### [Goal of the exercise]
Your task is to copy the listing exactly. Drop any pictures from the copy.

#####

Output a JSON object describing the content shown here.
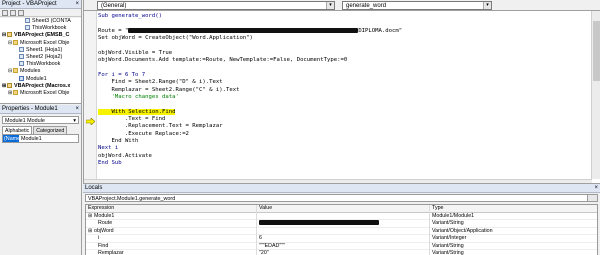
{
  "project_panel": {
    "title": "Project - VBAProject",
    "close": "×",
    "tree": [
      {
        "label": "Sheet3 (CONTA",
        "indent": 3,
        "icon": "sheet-icon"
      },
      {
        "label": "ThisWorkbook",
        "indent": 3,
        "icon": "workbook-icon"
      },
      {
        "label": "VBAProject (EMSB_C",
        "indent": 0,
        "icon": "project-icon",
        "expander": "⊟",
        "bold": true
      },
      {
        "label": "Microsoft Excel Obje",
        "indent": 1,
        "icon": "folder-icon",
        "expander": "⊟"
      },
      {
        "label": "Sheet1 (Hoja1)",
        "indent": 2,
        "icon": "sheet-icon"
      },
      {
        "label": "Sheet2 (Hoja2)",
        "indent": 2,
        "icon": "sheet-icon"
      },
      {
        "label": "ThisWorkbook",
        "indent": 2,
        "icon": "workbook-icon"
      },
      {
        "label": "Modules",
        "indent": 1,
        "icon": "folder-icon",
        "expander": "⊟"
      },
      {
        "label": "Module1",
        "indent": 2,
        "icon": "module-icon"
      },
      {
        "label": "VBAProject (Macros.x",
        "indent": 0,
        "icon": "project-icon",
        "expander": "⊞",
        "bold": true
      },
      {
        "label": "Microsoft Excel Obje",
        "indent": 1,
        "icon": "folder-icon",
        "expander": "⊞"
      }
    ]
  },
  "properties_panel": {
    "title": "Properties - Module1",
    "close": "×",
    "object": "Module1 Module",
    "tabs": [
      "Alphabetic",
      "Categorized"
    ],
    "row": {
      "name": "(Name)",
      "value": "Module1"
    }
  },
  "code_window": {
    "object_dropdown": "(General)",
    "proc_dropdown": "generate_word",
    "lines": [
      [
        {
          "t": "Sub generate_word()",
          "c": "kw"
        }
      ],
      [],
      [
        {
          "t": "Route = \""
        },
        {
          "redact": 230
        },
        {
          "t": "DIPLOMA.docm\""
        }
      ],
      [
        {
          "t": "Set objWord = CreateObject(\"Word.Application\")"
        }
      ],
      [],
      [
        {
          "t": "objWord.Visible = True"
        }
      ],
      [
        {
          "t": "objWord.Documents.Add template:=Route, NewTemplate:=False, DocumentType:=0"
        }
      ],
      [],
      [
        {
          "t": "For i = 6 To 7",
          "c": "kw"
        }
      ],
      [
        {
          "t": "    Find = Sheet2.Range(\"D\" & i).Text"
        }
      ],
      [
        {
          "t": "    Remplazar = Sheet2.Range(\"C\" & i).Text"
        }
      ],
      [
        {
          "t": "    'Macro changes data'",
          "c": "cm"
        }
      ],
      [],
      [
        {
          "t": "    With Selection.Find",
          "c": "hl"
        }
      ],
      [
        {
          "t": "        .Text = Find"
        }
      ],
      [
        {
          "t": "        .Replacement.Text = Remplazar"
        }
      ],
      [
        {
          "t": "        .Execute Replace:=2"
        }
      ],
      [
        {
          "t": "    End With"
        }
      ],
      [
        {
          "t": "Next i",
          "c": "kw"
        }
      ],
      [
        {
          "t": "objWord.Activate"
        }
      ],
      [
        {
          "t": "End Sub",
          "c": "kw"
        }
      ]
    ]
  },
  "locals": {
    "title": "Locals",
    "close": "×",
    "context": "VBAProject.Module1.generate_word",
    "headers": {
      "expression": "Expression",
      "value": "Value",
      "type": "Type"
    },
    "rows": [
      {
        "expr": "Module1",
        "value": "",
        "type": "Module1/Module1",
        "expander": "⊞",
        "level": 0
      },
      {
        "expr": "Route",
        "value_redacted": 120,
        "type": "Variant/String",
        "level": 1
      },
      {
        "expr": "objWord",
        "value": "",
        "type": "Variant/Object/Application",
        "expander": "⊞",
        "level": 0
      },
      {
        "expr": "i",
        "value": "6",
        "type": "Variant/Integer",
        "level": 1
      },
      {
        "expr": "Find",
        "value": "\"\"\"EDAD\"\"\"",
        "type": "Variant/String",
        "level": 1
      },
      {
        "expr": "Remplazar",
        "value": "\"20\"",
        "type": "Variant/String",
        "level": 1
      }
    ]
  },
  "colors": {
    "keyword": "#00008b",
    "comment": "#008000",
    "highlight": "#f7f200",
    "selection": "#0a6cd8"
  }
}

#####

### [Written reply]
Output a JSON object describing the content shown here.
{
  "project_panel": {
    "title": "Project - VBAProject",
    "close": "×",
    "tree": [
      {
        "label": "Sheet3 (CONTA",
        "indent": 3,
        "icon": "sheet-icon"
      },
      {
        "label": "ThisWorkbook",
        "indent": 3,
        "icon": "workbook-icon"
      },
      {
        "label": "VBAProject (EMSB_C",
        "indent": 0,
        "icon": "project-icon",
        "expander": "⊟",
        "bold": true
      },
      {
        "label": "Microsoft Excel Obje",
        "indent": 1,
        "icon": "folder-icon",
        "expander": "⊟"
      },
      {
        "label": "Sheet1 (Hoja1)",
        "indent": 2,
        "icon": "sheet-icon"
      },
      {
        "label": "Sheet2 (Hoja2)",
        "indent": 2,
        "icon": "sheet-icon"
      },
      {
        "label": "ThisWorkbook",
        "indent": 2,
        "icon": "workbook-icon"
      },
      {
        "label": "Modules",
        "indent": 1,
        "icon": "folder-icon",
        "expander": "⊟"
      },
      {
        "label": "Module1",
        "indent": 2,
        "icon": "module-icon"
      },
      {
        "label": "VBAProject (Macros.x",
        "indent": 0,
        "icon": "project-icon",
        "expander": "⊞",
        "bold": true
      },
      {
        "label": "Microsoft Excel Obje",
        "indent": 1,
        "icon": "folder-icon",
        "expander": "⊞"
      }
    ]
  },
  "properties_panel": {
    "title": "Properties - Module1",
    "close": "×",
    "object": "Module1 Module",
    "tabs": [
      "Alphabetic",
      "Categorized"
    ],
    "row": {
      "name": "(Name)",
      "value": "Module1"
    }
  },
  "code_window": {
    "object_dropdown": "(General)",
    "proc_dropdown": "generate_word",
    "lines": [
      [
        {
          "t": "Sub generate_word()",
          "c": "kw"
        }
      ],
      [],
      [
        {
          "t": "Route = \""
        },
        {
          "redact": 230
        },
        {
          "t": "DIPLOMA.docm\""
        }
      ],
      [
        {
          "t": "Set objWord = CreateObject(\"Word.Application\")"
        }
      ],
      [],
      [
        {
          "t": "objWord.Visible = True"
        }
      ],
      [
        {
          "t": "objWord.Documents.Add template:=Route, NewTemplate:=False, DocumentType:=0"
        }
      ],
      [],
      [
        {
          "t": "For i = 6 To 7",
          "c": "kw"
        }
      ],
      [
        {
          "t": "    Find = Sheet2.Range(\"D\" & i).Text"
        }
      ],
      [
        {
          "t": "    Remplazar = Sheet2.Range(\"C\" & i).Text"
        }
      ],
      [
        {
          "t": "    'Macro changes data'",
          "c": "cm"
        }
      ],
      [],
      [
        {
          "t": "    With Selection.Find",
          "c": "hl"
        }
      ],
      [
        {
          "t": "        .Text = Find"
        }
      ],
      [
        {
          "t": "        .Replacement.Text = Remplazar"
        }
      ],
      [
        {
          "t": "        .Execute Replace:=2"
        }
      ],
      [
        {
          "t": "    End With"
        }
      ],
      [
        {
          "t": "Next i",
          "c": "kw"
        }
      ],
      [
        {
          "t": "objWord.Activate"
        }
      ],
      [
        {
          "t": "End Sub",
          "c": "kw"
        }
      ]
    ]
  },
  "locals": {
    "title": "Locals",
    "close": "×",
    "context": "VBAProject.Module1.generate_word",
    "headers": {
      "expression": "Expression",
      "value": "Value",
      "type": "Type"
    },
    "rows": [
      {
        "expr": "Module1",
        "value": "",
        "type": "Module1/Module1",
        "expander": "⊞",
        "level": 0
      },
      {
        "expr": "Route",
        "value_redacted": 120,
        "type": "Variant/String",
        "level": 1
      },
      {
        "expr": "objWord",
        "value": "",
        "type": "Variant/Object/Application",
        "expander": "⊞",
        "level": 0
      },
      {
        "expr": "i",
        "value": "6",
        "type": "Variant/Integer",
        "level": 1
      },
      {
        "expr": "Find",
        "value": "\"\"\"EDAD\"\"\"",
        "type": "Variant/String",
        "level": 1
      },
      {
        "expr": "Remplazar",
        "value": "\"20\"",
        "type": "Variant/String",
        "level": 1
      }
    ]
  },
  "colors": {
    "keyword": "#00008b",
    "comment": "#008000",
    "highlight": "#f7f200",
    "selection": "#0a6cd8"
  }
}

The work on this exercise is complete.